● **AIM OF THE TASK**:
Will you transcribe the entries that follow, exactly and in full?

§

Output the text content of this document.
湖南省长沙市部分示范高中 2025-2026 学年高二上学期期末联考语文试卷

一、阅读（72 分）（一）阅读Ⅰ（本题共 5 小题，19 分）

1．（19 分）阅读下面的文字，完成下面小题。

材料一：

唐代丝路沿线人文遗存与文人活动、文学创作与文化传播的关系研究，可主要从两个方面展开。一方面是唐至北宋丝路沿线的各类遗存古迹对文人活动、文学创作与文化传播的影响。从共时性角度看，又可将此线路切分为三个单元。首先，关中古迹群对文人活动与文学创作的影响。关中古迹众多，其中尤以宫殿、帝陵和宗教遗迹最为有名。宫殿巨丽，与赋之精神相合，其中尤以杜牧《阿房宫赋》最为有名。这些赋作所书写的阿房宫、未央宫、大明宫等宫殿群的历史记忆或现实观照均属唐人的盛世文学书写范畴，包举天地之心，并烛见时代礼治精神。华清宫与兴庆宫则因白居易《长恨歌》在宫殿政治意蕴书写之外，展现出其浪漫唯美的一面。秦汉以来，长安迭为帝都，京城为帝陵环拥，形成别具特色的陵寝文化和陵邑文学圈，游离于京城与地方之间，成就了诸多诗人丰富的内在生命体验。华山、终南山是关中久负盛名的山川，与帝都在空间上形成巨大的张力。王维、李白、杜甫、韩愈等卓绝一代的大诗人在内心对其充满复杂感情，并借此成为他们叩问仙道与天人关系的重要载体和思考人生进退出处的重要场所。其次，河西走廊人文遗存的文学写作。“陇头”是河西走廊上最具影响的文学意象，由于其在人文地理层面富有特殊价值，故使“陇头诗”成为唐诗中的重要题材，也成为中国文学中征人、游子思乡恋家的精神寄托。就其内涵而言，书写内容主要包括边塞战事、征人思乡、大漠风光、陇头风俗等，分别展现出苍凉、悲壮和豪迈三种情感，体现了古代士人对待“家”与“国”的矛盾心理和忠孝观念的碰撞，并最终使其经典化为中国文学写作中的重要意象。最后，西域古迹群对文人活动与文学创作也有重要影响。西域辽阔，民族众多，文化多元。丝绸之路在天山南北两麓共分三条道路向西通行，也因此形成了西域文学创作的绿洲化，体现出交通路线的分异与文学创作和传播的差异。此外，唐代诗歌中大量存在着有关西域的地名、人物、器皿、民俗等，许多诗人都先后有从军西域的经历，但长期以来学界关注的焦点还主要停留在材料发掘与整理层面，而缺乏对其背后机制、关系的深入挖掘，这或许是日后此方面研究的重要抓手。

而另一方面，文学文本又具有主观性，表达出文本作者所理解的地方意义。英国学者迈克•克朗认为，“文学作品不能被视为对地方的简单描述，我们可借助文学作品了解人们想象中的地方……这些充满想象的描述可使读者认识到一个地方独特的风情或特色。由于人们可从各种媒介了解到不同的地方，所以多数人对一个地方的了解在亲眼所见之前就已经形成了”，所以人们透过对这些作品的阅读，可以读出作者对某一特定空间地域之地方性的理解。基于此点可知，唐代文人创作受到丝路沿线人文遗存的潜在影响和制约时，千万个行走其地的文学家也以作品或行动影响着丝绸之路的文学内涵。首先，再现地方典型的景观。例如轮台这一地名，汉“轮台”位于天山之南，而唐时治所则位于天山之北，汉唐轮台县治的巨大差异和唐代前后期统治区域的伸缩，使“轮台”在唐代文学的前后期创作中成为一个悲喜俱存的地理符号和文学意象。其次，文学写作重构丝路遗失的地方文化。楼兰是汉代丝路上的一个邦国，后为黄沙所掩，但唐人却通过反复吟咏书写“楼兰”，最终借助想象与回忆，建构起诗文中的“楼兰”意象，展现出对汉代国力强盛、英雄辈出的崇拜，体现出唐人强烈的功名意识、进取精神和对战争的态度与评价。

§

● **WORKED SOLUTION**:
Output the text content of this document.
湖南省长沙市部分示范高中 2025-2026 学年高二上学期期末联考语文试卷

一、阅读（72 分）（一）阅读Ⅰ（本题共 5 小题，19 分）

1．（19 分）阅读下面的文字，完成下面小题。

材料一：

唐代丝路沿线人文遗存与文人活动、文学创作与文化传播的关系研究，可主要从两个方面展开。一方面是唐至北宋丝路沿线的各类遗存古迹对文人活动、文学创作与文化传播的影响。从共时性角度看，又可将此线路切分为三个单元。首先，关中古迹群对文人活动与文学创作的影响。关中古迹众多，其中尤以宫殿、帝陵和宗教遗迹最为有名。宫殿巨丽，与赋之精神相合，其中尤以杜牧《阿房宫赋》最为有名。这些赋作所书写的阿房宫、未央宫、大明宫等宫殿群的历史记忆或现实观照均属唐人的盛世文学书写范畴，包举天地之心，并烛见时代礼治精神。华清宫与兴庆宫则因白居易《长恨歌》在宫殿政治意蕴书写之外，展现出其浪漫唯美的一面。秦汉以来，长安迭为帝都，京城为帝陵环拥，形成别具特色的陵寝文化和陵邑文学圈，游离于京城与地方之间，成就了诸多诗人丰富的内在生命体验。华山、终南山是关中久负盛名的山川，与帝都在空间上形成巨大的张力。王维、李白、杜甫、韩愈等卓绝一代的大诗人在内心对其充满复杂感情，并借此成为他们叩问仙道与天人关系的重要载体和思考人生进退出处的重要场所。其次，河西走廊人文遗存的文学写作。“陇头”是河西走廊上最具影响的文学意象，由于其在人文地理层面富有特殊价值，故使“陇头诗”成为唐诗中的重要题材，也成为中国文学中征人、游子思乡恋家的精神寄托。就其内涵而言，书写内容主要包括边塞战事、征人思乡、大漠风光、陇头风俗等，分别展现出苍凉、悲壮和豪迈三种情感，体现了古代士人对待“家”与“国”的矛盾心理和忠孝观念的碰撞，并最终使其经典化为中国文学写作中的重要意象。最后，西域古迹群对文人活动与文学创作也有重要影响。西域辽阔，民族众多，文化多元。丝绸之路在天山南北两麓共分三条道路向西通行，也因此形成了西域文学创作的绿洲化，体现出交通路线的分异与文学创作和传播的差异。此外，唐代诗歌中大量存在着有关西域的地名、人物、器皿、民俗等，许多诗人都先后有从军西域的经历，但长期以来学界关注的焦点还主要停留在材料发掘与整理层面，而缺乏对其背后机制、关系的深入挖掘，这或许是日后此方面研究的重要抓手。

而另一方面，文学文本又具有主观性，表达出文本作者所理解的地方意义。英国学者迈克•克朗认为，“文学作品不能被视为对地方的简单描述，我们可借助文学作品了解人们想象中的地方……这些充满想象的描述可使读者认识到一个地方独特的风情或特色。由于人们可从各种媒介了解到不同的地方，所以多数人对一个地方的了解在亲眼所见之前就已经形成了”，所以人们透过对这些作品的阅读，可以读出作者对某一特定空间地域之地方性的理解。基于此点可知，唐代文人创作受到丝路沿线人文遗存的潜在影响和制约时，千万个行走其地的文学家也以作品或行动影响着丝绸之路的文学内涵。首先，再现地方典型的景观。例如轮台这一地名，汉“轮台”位于天山之南，而唐时治所则位于天山之北，汉唐轮台县治的巨大差异和唐代前后期统治区域的伸缩，使“轮台”在唐代文学的前后期创作中成为一个悲喜俱存的地理符号和文学意象。其次，文学写作重构丝路遗失的地方文化。楼兰是汉代丝路上的一个邦国，后为黄沙所掩，但唐人却通过反复吟咏书写“楼兰”，最终借助想象与回忆，建构起诗文中的“楼兰”意象，展现出对汉代国力强盛、英雄辈出的崇拜，体现出唐人强烈的功名意识、进取精神和对战争的态度与评价。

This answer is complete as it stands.